> _STATED EXERCISE_:
Return the lines of data exactly as they appear, starting at the line that contains "chrome-dock-icon[interactable]: [4, 79, 44, 119]" and ending at the line that contains "tab-12[interactable]: ▯ www".
--- begin ---
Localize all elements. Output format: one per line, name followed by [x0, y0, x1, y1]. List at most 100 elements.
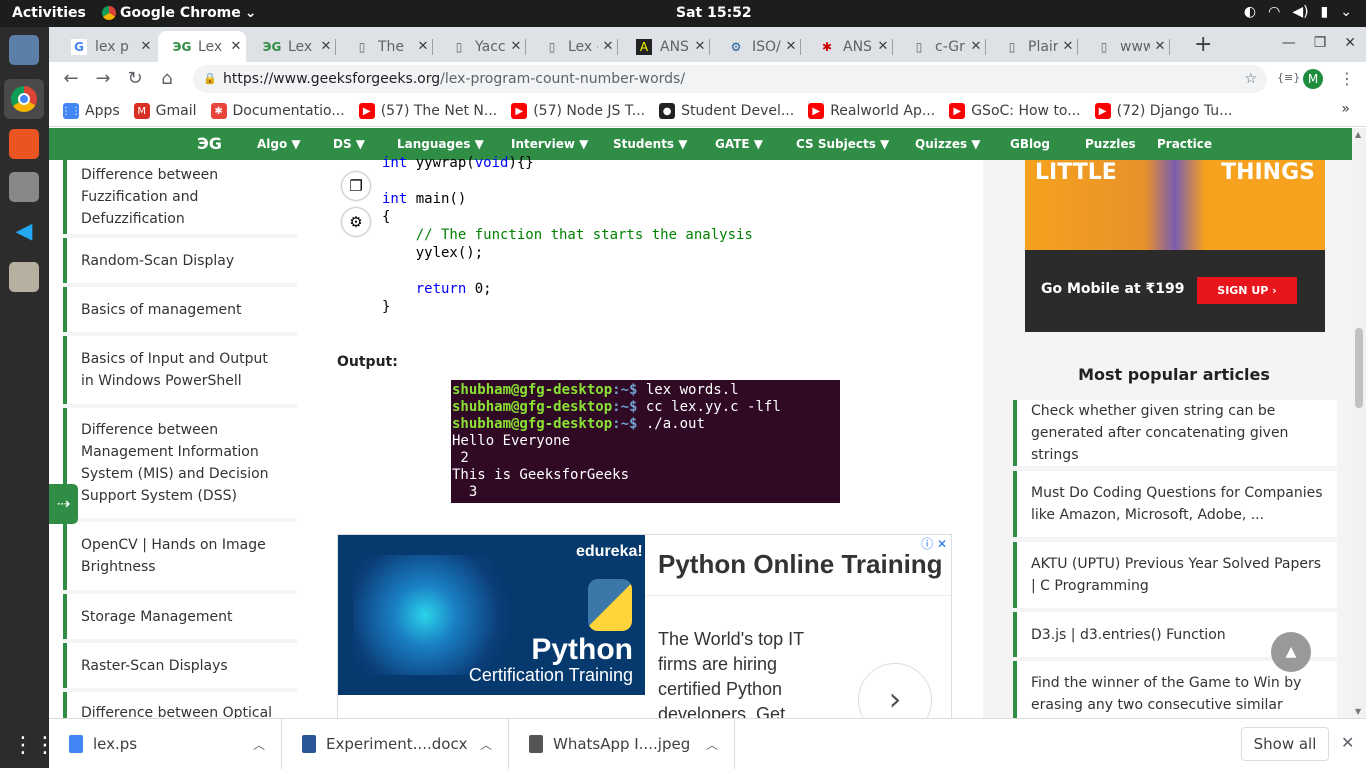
chrome-dock-icon[interactable]: [4, 79, 44, 119]
system-tray[interactable]: ◐ ◠ ◀) ▮ ⌄: [1244, 4, 1352, 20]
home-button[interactable]: ⌂: [155, 67, 179, 91]
bookmark-3[interactable]: ✱ Documentatio...: [210, 103, 345, 119]
chevron-up-icon[interactable]: ︿: [480, 736, 492, 753]
download-item[interactable]: lex.ps ︿: [49, 719, 282, 769]
popular-article-link[interactable]: Must Do Coding Questions for Companies l…: [1013, 471, 1337, 537]
menu-icon[interactable]: ⋮: [1339, 69, 1355, 88]
tab-4[interactable]: ▯ The ✕: [338, 31, 433, 62]
minimize-button[interactable]: —: [1282, 35, 1296, 51]
tab-close-icon[interactable]: ✕: [226, 39, 246, 54]
tab-close-icon[interactable]: ✕: [1150, 39, 1170, 54]
tab-12[interactable]: ▯ www ✕: [1080, 31, 1170, 62]
gfg-nav-item-6[interactable]: GATE ▼: [715, 137, 763, 151]
left-article-link[interactable]: Basics of management: [63, 287, 297, 332]
software-center-icon[interactable]: [9, 129, 39, 159]
image-viewer-icon[interactable]: [9, 262, 39, 292]
gfg-nav-item-7[interactable]: CS Subjects ▼: [796, 137, 889, 151]
ad-next-arrow-icon[interactable]: ›: [858, 663, 932, 718]
promo-banner[interactable]: LITTLE THINGS Go Mobile at ₹199 SIGN UP …: [1025, 160, 1325, 334]
settings-icon[interactable]: [9, 172, 39, 202]
tab-close-icon[interactable]: ✕: [1058, 39, 1078, 54]
tab-6[interactable]: ▯ Lex -✕: [528, 31, 618, 62]
tab-8[interactable]: ⚙ ISO/✕: [712, 31, 801, 62]
forward-button[interactable]: →: [91, 67, 115, 91]
bookmark-4[interactable]: ▶ (57) The Net N...: [358, 103, 497, 119]
tab-2[interactable]: ЭG Lex I✕: [158, 31, 246, 62]
back-button[interactable]: ←: [59, 67, 83, 91]
scroll-to-top-button[interactable]: ▲: [1271, 632, 1311, 672]
gfg-nav-item-9[interactable]: GBlog: [1010, 137, 1050, 151]
sidebar-toggle-button[interactable]: ⇢: [49, 484, 78, 524]
chevron-up-icon[interactable]: ︿: [253, 736, 265, 753]
gfg-nav-item-5[interactable]: Students ▼: [613, 137, 687, 151]
gfg-nav-item-2[interactable]: DS ▼: [333, 137, 365, 151]
files-icon[interactable]: [9, 35, 39, 65]
tab-3[interactable]: ЭG Lex p✕: [248, 31, 336, 62]
tab-close-icon[interactable]: ✕: [598, 39, 618, 54]
tab-close-icon[interactable]: ✕: [690, 39, 710, 54]
activities-button[interactable]: Activities: [12, 5, 86, 21]
left-article-link[interactable]: Raster-Scan Displays: [63, 643, 297, 688]
download-item[interactable]: Experiment....docx ︿: [282, 719, 509, 769]
tab-close-icon[interactable]: ✕: [873, 39, 893, 54]
bookmarks-overflow-icon[interactable]: »: [1341, 101, 1350, 117]
profile-avatar[interactable]: M: [1303, 69, 1323, 89]
tab-11[interactable]: ▯ Plair ✕: [988, 31, 1078, 62]
left-article-link[interactable]: Basics of Input and Output in Windows Po…: [63, 336, 297, 404]
gfg-nav-item-3[interactable]: Languages ▼: [397, 137, 484, 151]
popular-article-link[interactable]: Check whether given string can be genera…: [1013, 400, 1337, 466]
close-downloads-icon[interactable]: ✕: [1341, 733, 1354, 752]
scroll-up-arrow[interactable]: ▲: [1355, 130, 1361, 139]
scroll-thumb[interactable]: [1355, 328, 1363, 408]
bookmark-7[interactable]: ▶ Realworld Ap...: [808, 103, 935, 119]
tab-close-icon[interactable]: ✕: [506, 39, 526, 54]
gfg-nav-item-4[interactable]: Interview ▼: [511, 137, 588, 151]
promo-signup-button[interactable]: SIGN UP ›: [1197, 277, 1297, 304]
chevron-up-icon[interactable]: ︿: [706, 736, 718, 753]
tab-close-icon[interactable]: ✕: [316, 39, 336, 54]
maximize-button[interactable]: ❐: [1314, 35, 1327, 51]
left-article-link[interactable]: OpenCV | Hands on Image Brightness: [63, 522, 297, 590]
bookmark-6[interactable]: ● Student Devel...: [659, 103, 794, 119]
tab-5[interactable]: ▯ Yacc ✕: [435, 31, 526, 62]
left-article-link[interactable]: Difference between Management Informatio…: [63, 408, 297, 518]
ad-banner[interactable]: edureka! Python Certification Training ⓘ…: [337, 534, 952, 718]
gfg-nav-item-10[interactable]: Puzzles: [1085, 137, 1136, 151]
tab-7[interactable]: A ANS ✕: [620, 31, 710, 62]
scroll-down-arrow[interactable]: ▼: [1355, 707, 1361, 716]
bookmark-2[interactable]: M Gmail: [133, 103, 197, 119]
tab-close-icon[interactable]: ✕: [781, 39, 801, 54]
left-article-link[interactable]: Random-Scan Display: [63, 238, 297, 283]
address-bar[interactable]: 🔒 https://www.geeksforgeeks.org/lex-prog…: [193, 65, 1267, 93]
gfg-nav-item-8[interactable]: Quizzes ▼: [915, 137, 981, 151]
extension-icon[interactable]: {≡}: [1277, 71, 1300, 84]
tab-close-icon[interactable]: ✕: [413, 39, 433, 54]
left-article-link[interactable]: Storage Management: [63, 594, 297, 639]
tab-1[interactable]: Glex p ✕: [55, 31, 156, 62]
clock[interactable]: Sat 15:52: [676, 5, 752, 21]
tab-10[interactable]: ▯ c-Gr ✕: [895, 31, 986, 62]
close-window-button[interactable]: ✕: [1344, 35, 1356, 51]
gfg-nav-item-1[interactable]: Algo ▼: [257, 137, 301, 151]
left-article-link[interactable]: Difference between Fuzzification and Def…: [63, 160, 297, 234]
tab-close-icon[interactable]: ✕: [966, 39, 986, 54]
gfg-logo[interactable]: ЭG: [197, 134, 222, 153]
bookmark-star-icon[interactable]: ☆: [1244, 65, 1257, 93]
app-menu[interactable]: Google Chrome ⌄: [102, 5, 257, 21]
new-tab-button[interactable]: +: [1194, 32, 1212, 57]
bookmark-5[interactable]: ▶ (57) Node JS T...: [511, 103, 645, 119]
popular-article-link[interactable]: AKTU (UPTU) Previous Year Solved Papers …: [1013, 542, 1337, 608]
tab-close-icon[interactable]: ✕: [136, 39, 156, 54]
page-scrollbar[interactable]: ▲ ▼: [1352, 128, 1366, 718]
show-all-downloads-button[interactable]: Show all: [1241, 727, 1329, 761]
bookmark-8[interactable]: ▶ GSoC: How to...: [949, 103, 1081, 119]
download-item[interactable]: WhatsApp I....jpeg ︿: [509, 719, 735, 769]
reload-button[interactable]: ↻: [123, 67, 147, 91]
run-code-button[interactable]: ⚙: [342, 208, 370, 236]
gfg-nav-item-11[interactable]: Practice: [1157, 137, 1212, 151]
left-article-link[interactable]: Difference between Optical: [63, 692, 297, 718]
vscode-icon[interactable]: ◀: [9, 217, 39, 247]
tab-9[interactable]: ✱ ANS ✕: [803, 31, 893, 62]
copy-code-button[interactable]: ❐: [342, 172, 370, 200]
bookmark-1[interactable]: ⋮⋮ Apps: [61, 103, 120, 119]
--- end ---
> _THE RESPONSE_:
chrome-dock-icon[interactable]: [4, 79, 44, 119]
system-tray[interactable]: ◐ ◠ ◀) ▮ ⌄: [1244, 4, 1352, 20]
home-button[interactable]: ⌂: [155, 67, 179, 91]
bookmark-3[interactable]: ✱ Documentatio...: [210, 103, 345, 119]
chevron-up-icon[interactable]: ︿: [480, 736, 492, 753]
download-item[interactable]: lex.ps ︿: [49, 719, 282, 769]
popular-article-link[interactable]: Must Do Coding Questions for Companies l…: [1013, 471, 1337, 537]
menu-icon[interactable]: ⋮: [1339, 69, 1355, 88]
tab-4[interactable]: ▯ The ✕: [338, 31, 433, 62]
minimize-button[interactable]: —: [1282, 35, 1296, 51]
tab-close-icon[interactable]: ✕: [226, 39, 246, 54]
tab-close-icon[interactable]: ✕: [1150, 39, 1170, 54]
tab-12[interactable]: ▯ www ✕: [1080, 31, 1170, 62]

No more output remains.